- **UIT TE VOEREN OPDRACHTEN**:
1 – Vat de tekst over de werktuigberging samen in twee zinnen.
2 – Beantwoord de volgende vragen over de tekst over de werktuigberging.
(a) Waar wordt de werktuigberging gerealiseerd?
(b) In welke paragraaf wordt verder ingegaan op de aansluiting van de vergroting bij de vorm en richting van het huidige bouwvlak?
(c) Waarmee moet op het perceel gemanoeuvreerd kunnen worden?
3 – Hervat de tekst over de werktuigberging en schrijf verder na de laatste zin.
===== TE LEZEN TEKST =====
Het huidige bouwvlak wordt in zijn geheel benut voor bedrijfsmatige activiteiten. Ook het erf voor de bedrijfswoning maakt hier onderdeel uit van het erf. Het is niet wenselijk om hier te bouwen. Door de omvang van de gewenste werktuigberging is geen geschikte locatie binnen het bouwvlak mogelijk.

Ad 5.

De vergroting van het bouwvlak sluit aan bij de vorm en richting van het huidige bouwvlak. Hier is in de paragraaf 2.3 verder op ingegaan.

Ad 6.

De afstand tussen andere ruimtelijke elementen is ruim voldoende. Aan afstand ten opzichte van ander functies wordt in het volgende hoofdstuk aandacht besteed.

Ad 7.

Er blijft voldoende ruimte aanwezig op het perceel om te kunnen manoeuvreren met vrachtwagens en overig materieel. Dit wordt met het huidige planvoornemen verbeterd.

Ad 8.

De werktuigberging wordt in het verlengde van de bestaande bebouwing achter op het erf gerealiseerd. De werktuigberging en vaste mestopslag voldoen aan de algemeen geldende bouwvoorschriften van het bestemmingsplan.
===== AANGELEVERDE GEGEVENS =====
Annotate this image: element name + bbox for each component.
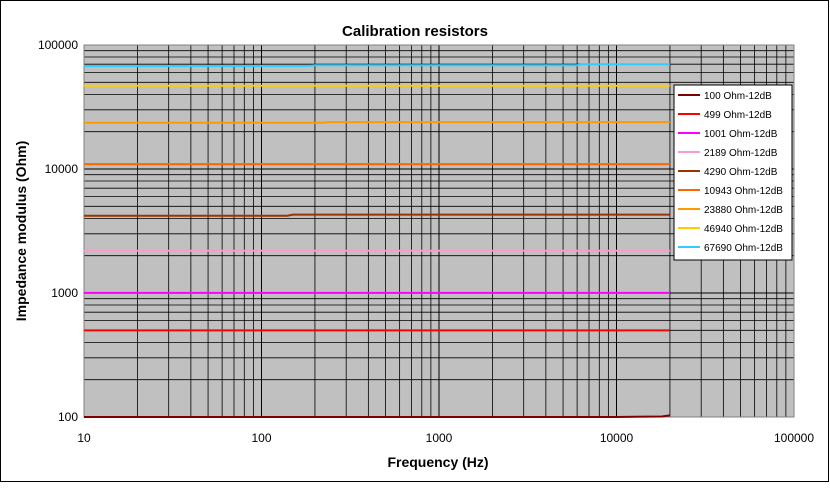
series-line [84,121,670,124]
x-tick-label: 1000 [426,431,453,445]
x-tick-label: 10 [77,431,91,445]
legend-label: 4290 Ohm-12dB [704,167,778,178]
y-tick-label: 100 [58,410,78,424]
legend-label: 2189 Ohm-12dB [704,148,778,159]
x-tick-label: 100000 [774,431,814,445]
legend-label: 67690 Ohm-12dB [704,243,783,254]
legend-label: 46940 Ohm-12dB [704,224,783,235]
legend-label: 1001 Ohm-12dB [704,129,778,140]
x-tick-label: 10000 [600,431,634,445]
legend-label: 499 Ohm-12dB [704,110,772,121]
y-axis-label: Impedance modulus (Ohm) [13,141,29,321]
series-line [84,213,670,217]
x-tick-label: 100 [251,431,271,445]
chart-title: Calibration resistors [342,23,488,40]
y-tick-label: 100000 [38,38,78,52]
y-tick-label: 1000 [51,286,78,300]
legend-label: 100 Ohm-12dB [704,91,772,102]
legend-label: 23880 Ohm-12dB [704,205,783,216]
y-tick-label: 10000 [45,162,79,176]
x-axis-label: Frequency (Hz) [387,454,488,470]
plot-area: 10 100 1000 10000 100000 100 1000 10000 100000 10… [38,38,814,445]
legend-label: 10943 Ohm-12dB [704,186,783,197]
series-line [84,63,670,67]
series-line [84,414,671,418]
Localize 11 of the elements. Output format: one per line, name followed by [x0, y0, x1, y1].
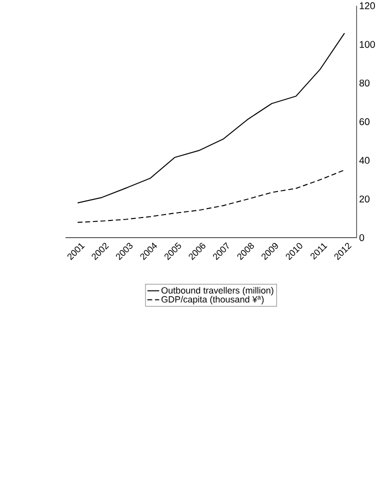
y-tick-label: 100: [360, 40, 376, 48]
y-tick-label: 120: [360, 2, 376, 10]
legend-label: GDP/capita (thousand ¥$^{a}$): [162, 296, 264, 304]
y-tick-label: 80: [360, 80, 370, 86]
y-tick-label: 40: [360, 156, 370, 164]
y-tick-label: 0: [360, 234, 364, 242]
line-series: [77, 170, 346, 223]
y-tick-label: 20: [360, 196, 370, 202]
line-series: [77, 32, 346, 204]
y-tick-label: 60: [360, 118, 370, 126]
legend-label: Outbound travellers (million): [162, 286, 274, 296]
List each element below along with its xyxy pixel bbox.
=====
- **ANTWOORDEN PER OPDRACHT**:
1 – Door haar omvang past de gewenste werktuigberging niet binnen het huidige bouwvlak, dat volledig wordt benut voor bedrijfsmatige activiteiten en het erf van de bedrijfswoning. Daarom wordt het bouwvlak vergroot in aansluiting op de vorm en richting van het huidige bouwvlak, en komt de berging in het verlengde van de bestaande bebouwing achter op het erf, met voldoende afstand tot andere ruimtelijke elementen en voldoende ruimte om te manoeuvreren.

2 –
(a) In het verlengde van de bestaande bebouwing achter op het erf.
(b) In paragraaf 2.3.
(c) Met vrachtwagens en overig materieel.

3 –
Ad 9.

Met de bouw van de werktuigberging wordt geen afbreuk gedaan aan de milieusituatie, de natuurlijke, landschappelijke en cultuurhistorische waarden, de woonsituatie, het bebouwingsbeeld en de gebruiksmogelijkheden van de aangrenzende gronden. Dit wordt beschreven in hoofdstuk 4 waarin de relevante milieu en omgevingsaspecten worden getoetst.

Ad 10.

Er is een watertoets uitgevoerd voor het initiatief en bijgevoegd als bijlage bij deze toelichting. Hier wordt in het volgende hoofdstuk verder op ingegaan.

Hoofdstuk 4 Milieu- En Omgevingsaspecten

4.1 Inleiding

In dit hoofdstuk worden de van toepassing zijnde milieu- en omgevingsaspecten beoordeeld.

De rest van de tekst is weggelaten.